(Your goal):
Take every line that has the string "dans" and copy it out.

(Dataset records)

#####

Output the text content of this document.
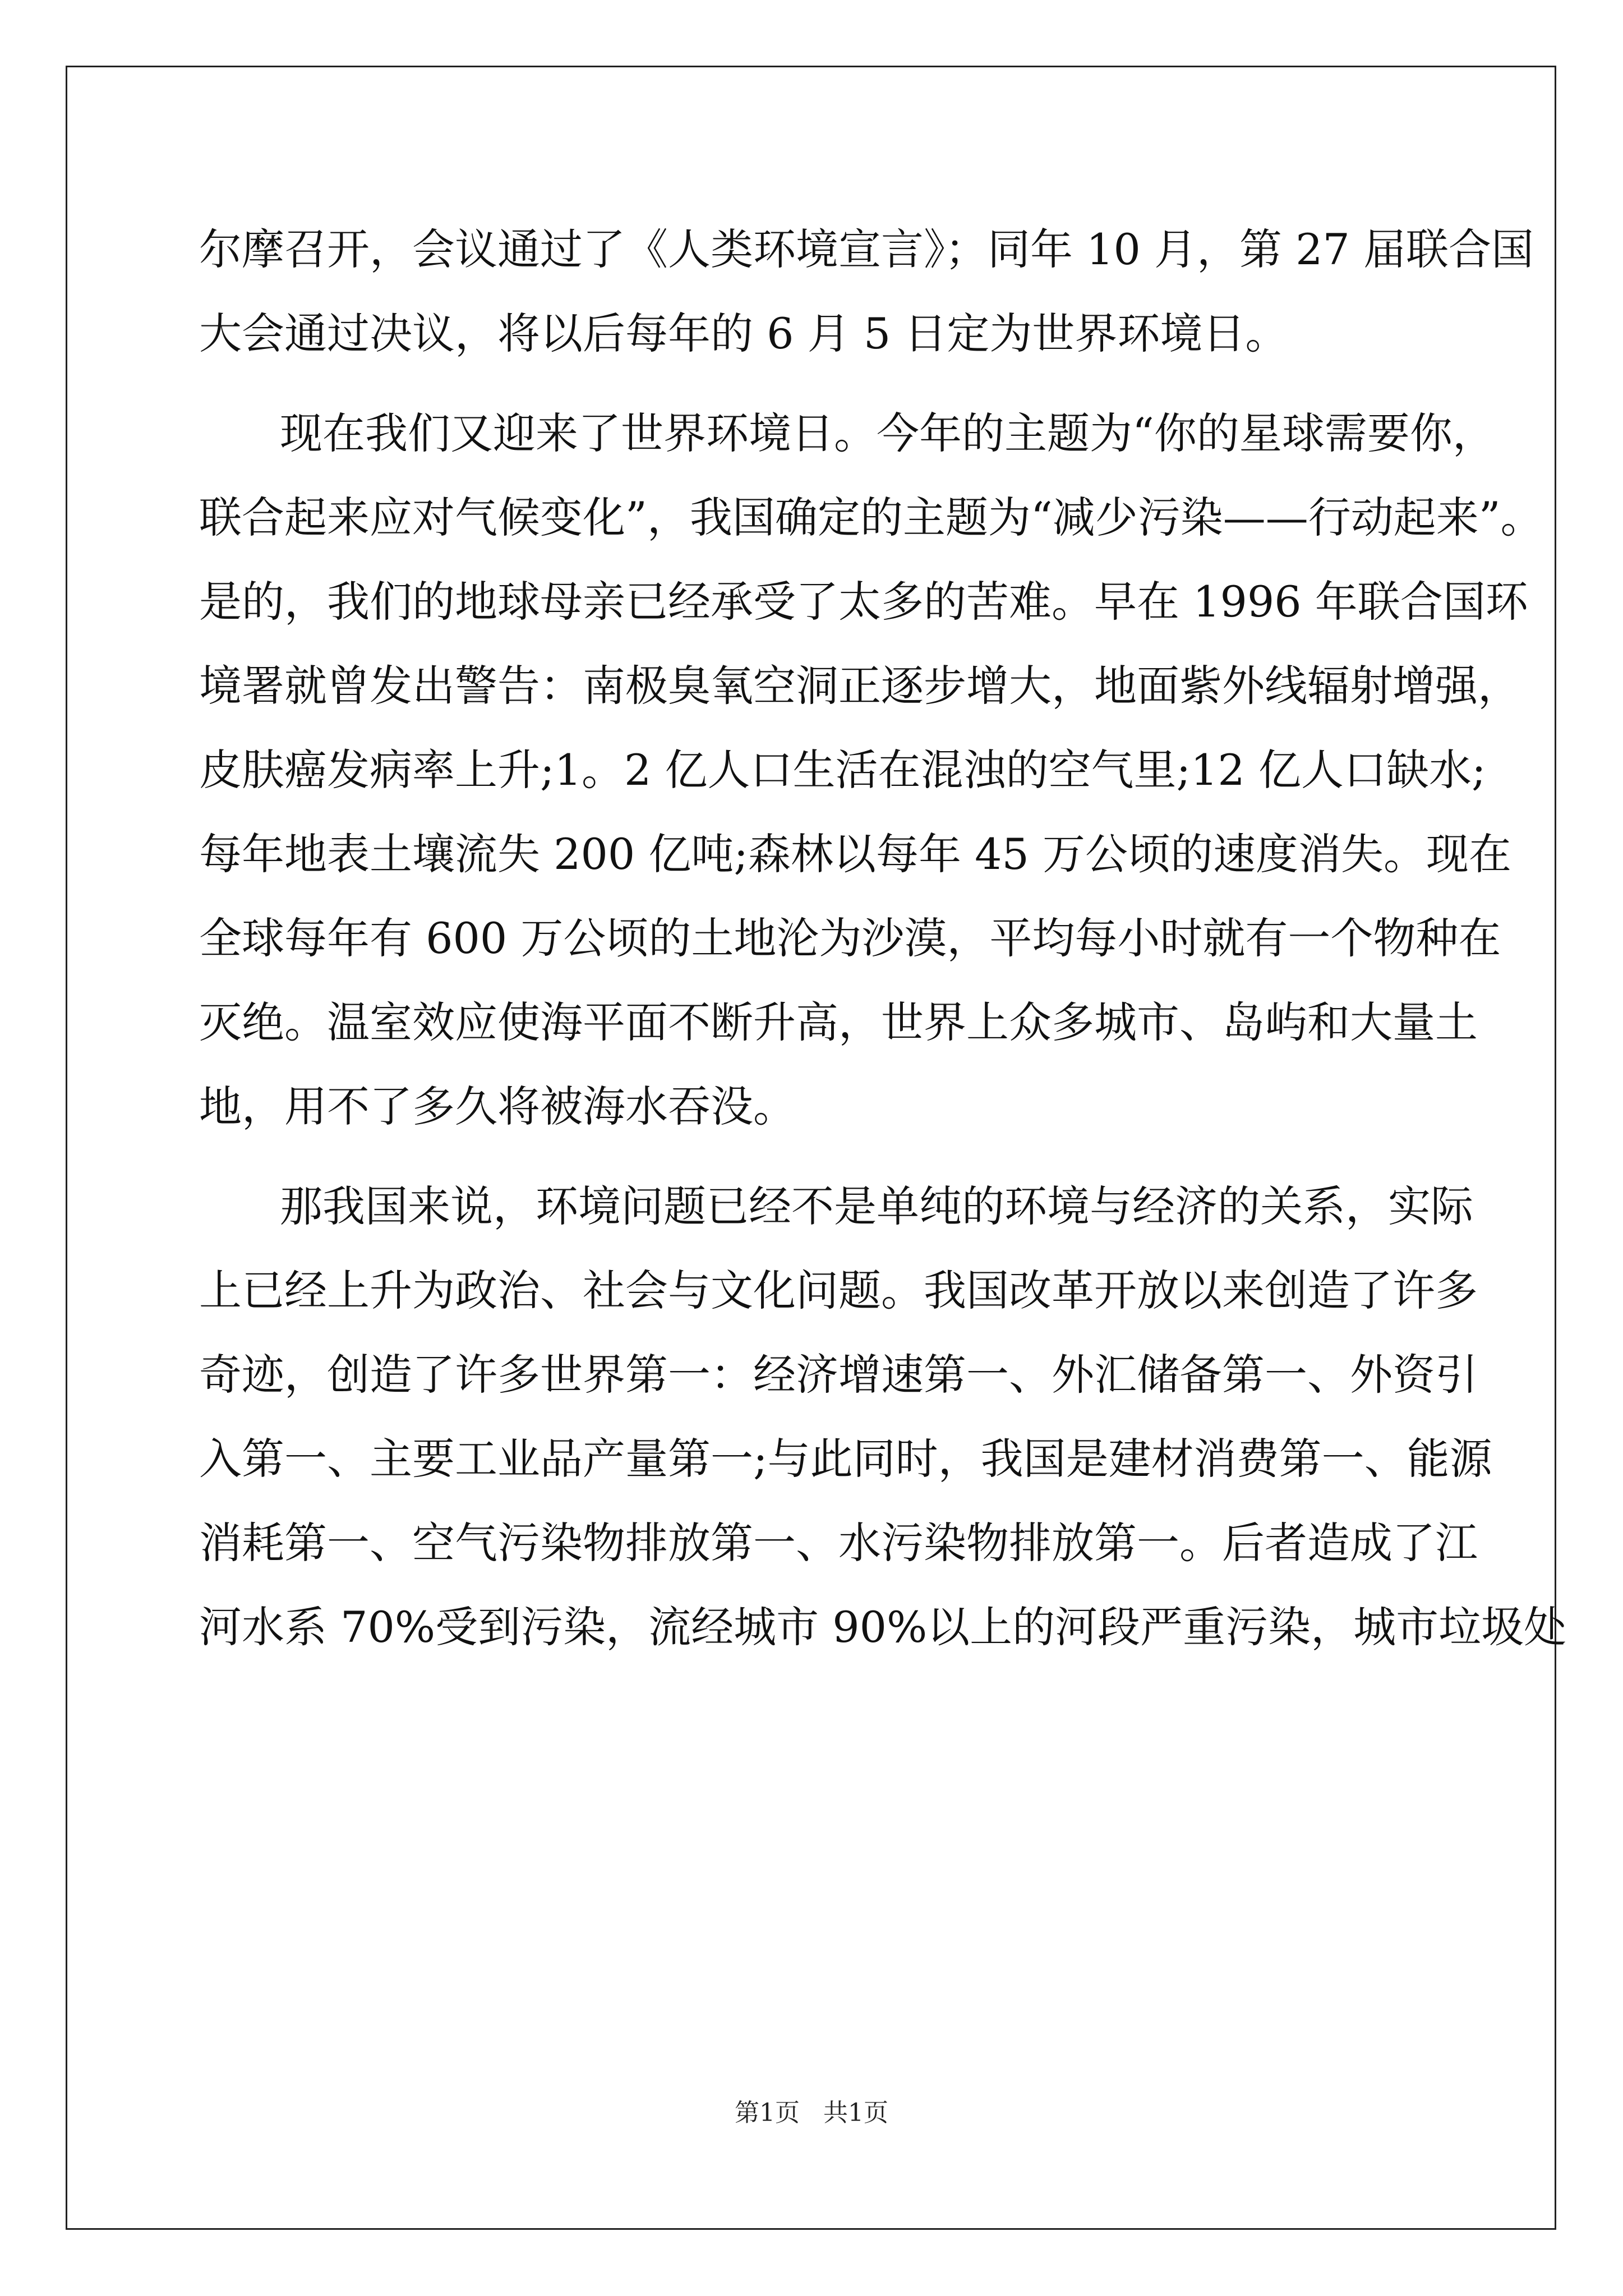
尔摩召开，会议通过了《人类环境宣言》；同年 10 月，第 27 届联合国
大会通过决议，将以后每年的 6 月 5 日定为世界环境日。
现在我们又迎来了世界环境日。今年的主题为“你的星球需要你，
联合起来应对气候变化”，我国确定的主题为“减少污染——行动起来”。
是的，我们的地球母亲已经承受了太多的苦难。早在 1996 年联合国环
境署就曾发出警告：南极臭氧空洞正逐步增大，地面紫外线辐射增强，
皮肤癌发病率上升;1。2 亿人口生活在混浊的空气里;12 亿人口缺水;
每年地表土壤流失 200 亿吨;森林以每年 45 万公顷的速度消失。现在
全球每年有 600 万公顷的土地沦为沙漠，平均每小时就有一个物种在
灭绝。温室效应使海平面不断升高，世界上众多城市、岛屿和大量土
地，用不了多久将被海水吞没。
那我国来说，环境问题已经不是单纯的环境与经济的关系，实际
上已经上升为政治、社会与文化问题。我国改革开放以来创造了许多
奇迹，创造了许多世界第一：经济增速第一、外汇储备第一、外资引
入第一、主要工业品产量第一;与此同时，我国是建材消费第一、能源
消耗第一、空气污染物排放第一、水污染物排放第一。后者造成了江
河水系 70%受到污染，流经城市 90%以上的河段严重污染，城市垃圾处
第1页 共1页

#####

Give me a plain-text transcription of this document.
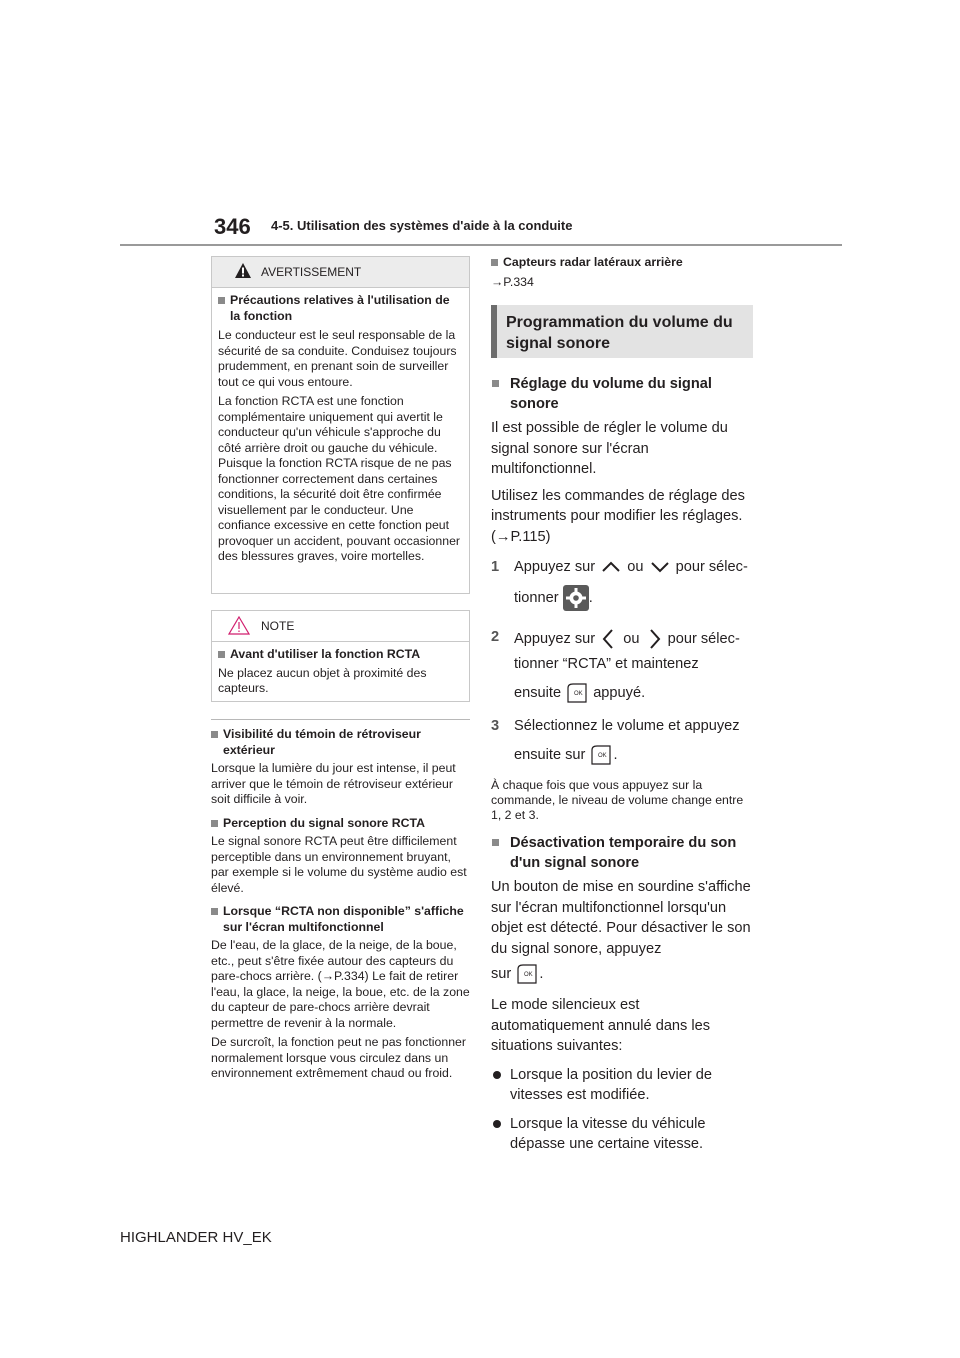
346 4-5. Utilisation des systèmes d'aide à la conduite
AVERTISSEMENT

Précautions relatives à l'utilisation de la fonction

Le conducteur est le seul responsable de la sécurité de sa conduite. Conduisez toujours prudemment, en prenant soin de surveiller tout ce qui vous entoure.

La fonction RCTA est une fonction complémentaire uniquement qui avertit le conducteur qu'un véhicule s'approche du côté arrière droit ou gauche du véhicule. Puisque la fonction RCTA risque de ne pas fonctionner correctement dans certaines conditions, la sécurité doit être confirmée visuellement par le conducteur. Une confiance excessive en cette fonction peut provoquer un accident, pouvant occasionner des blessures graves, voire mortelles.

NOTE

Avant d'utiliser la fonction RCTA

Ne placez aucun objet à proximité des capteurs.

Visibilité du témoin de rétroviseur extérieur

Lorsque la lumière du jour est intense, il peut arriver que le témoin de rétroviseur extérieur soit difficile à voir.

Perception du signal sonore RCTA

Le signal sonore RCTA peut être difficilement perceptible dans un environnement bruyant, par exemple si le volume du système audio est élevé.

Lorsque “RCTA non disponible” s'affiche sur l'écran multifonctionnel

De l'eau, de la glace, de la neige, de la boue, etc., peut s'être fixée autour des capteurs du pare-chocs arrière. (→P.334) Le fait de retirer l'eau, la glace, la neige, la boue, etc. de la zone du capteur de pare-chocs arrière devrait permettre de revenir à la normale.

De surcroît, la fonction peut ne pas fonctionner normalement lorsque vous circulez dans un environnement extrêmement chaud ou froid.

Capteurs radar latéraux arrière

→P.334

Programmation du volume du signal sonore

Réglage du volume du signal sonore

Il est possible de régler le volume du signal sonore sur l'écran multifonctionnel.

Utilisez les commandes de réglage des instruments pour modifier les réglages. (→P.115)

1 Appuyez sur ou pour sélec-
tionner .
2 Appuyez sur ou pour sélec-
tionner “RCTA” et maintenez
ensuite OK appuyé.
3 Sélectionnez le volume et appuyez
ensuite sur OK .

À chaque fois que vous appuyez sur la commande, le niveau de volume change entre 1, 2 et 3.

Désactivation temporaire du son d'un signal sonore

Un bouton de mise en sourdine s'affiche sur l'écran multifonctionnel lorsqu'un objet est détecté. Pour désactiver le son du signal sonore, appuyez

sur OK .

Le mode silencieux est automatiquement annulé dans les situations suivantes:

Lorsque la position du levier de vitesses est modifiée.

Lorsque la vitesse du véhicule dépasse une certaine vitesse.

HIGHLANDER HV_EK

#####

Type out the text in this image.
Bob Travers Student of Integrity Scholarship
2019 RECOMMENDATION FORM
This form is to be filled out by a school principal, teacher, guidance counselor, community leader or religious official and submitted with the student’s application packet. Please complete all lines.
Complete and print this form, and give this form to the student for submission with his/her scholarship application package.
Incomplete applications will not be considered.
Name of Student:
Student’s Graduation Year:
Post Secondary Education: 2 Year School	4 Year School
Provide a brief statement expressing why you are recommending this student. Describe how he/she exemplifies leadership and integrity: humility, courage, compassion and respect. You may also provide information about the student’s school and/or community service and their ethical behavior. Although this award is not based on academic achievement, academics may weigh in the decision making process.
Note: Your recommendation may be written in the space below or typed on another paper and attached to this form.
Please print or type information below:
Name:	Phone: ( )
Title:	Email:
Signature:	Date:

#####

(Answer to the exercise):
La fonction RCTA est une fonction complémentaire uniquement qui avertit le conducteur qu'un véhicule s'approche du côté arrière droit ou gauche du véhicule. Puisque la fonction RCTA risque de ne pas fonctionner correctement dans certaines conditions, la sécurité doit être confirmée visuellement par le conducteur. Une confiance excessive en cette fonction peut provoquer un accident, pouvant occasionner des blessures graves, voire mortelles.
Le signal sonore RCTA peut être difficilement perceptible dans un environnement bruyant, par exemple si le volume du système audio est élevé.
De surcroît, la fonction peut ne pas fonctionner normalement lorsque vous circulez dans un environnement extrêmement chaud ou froid.
Le mode silencieux est automatiquement annulé dans les situations suivantes:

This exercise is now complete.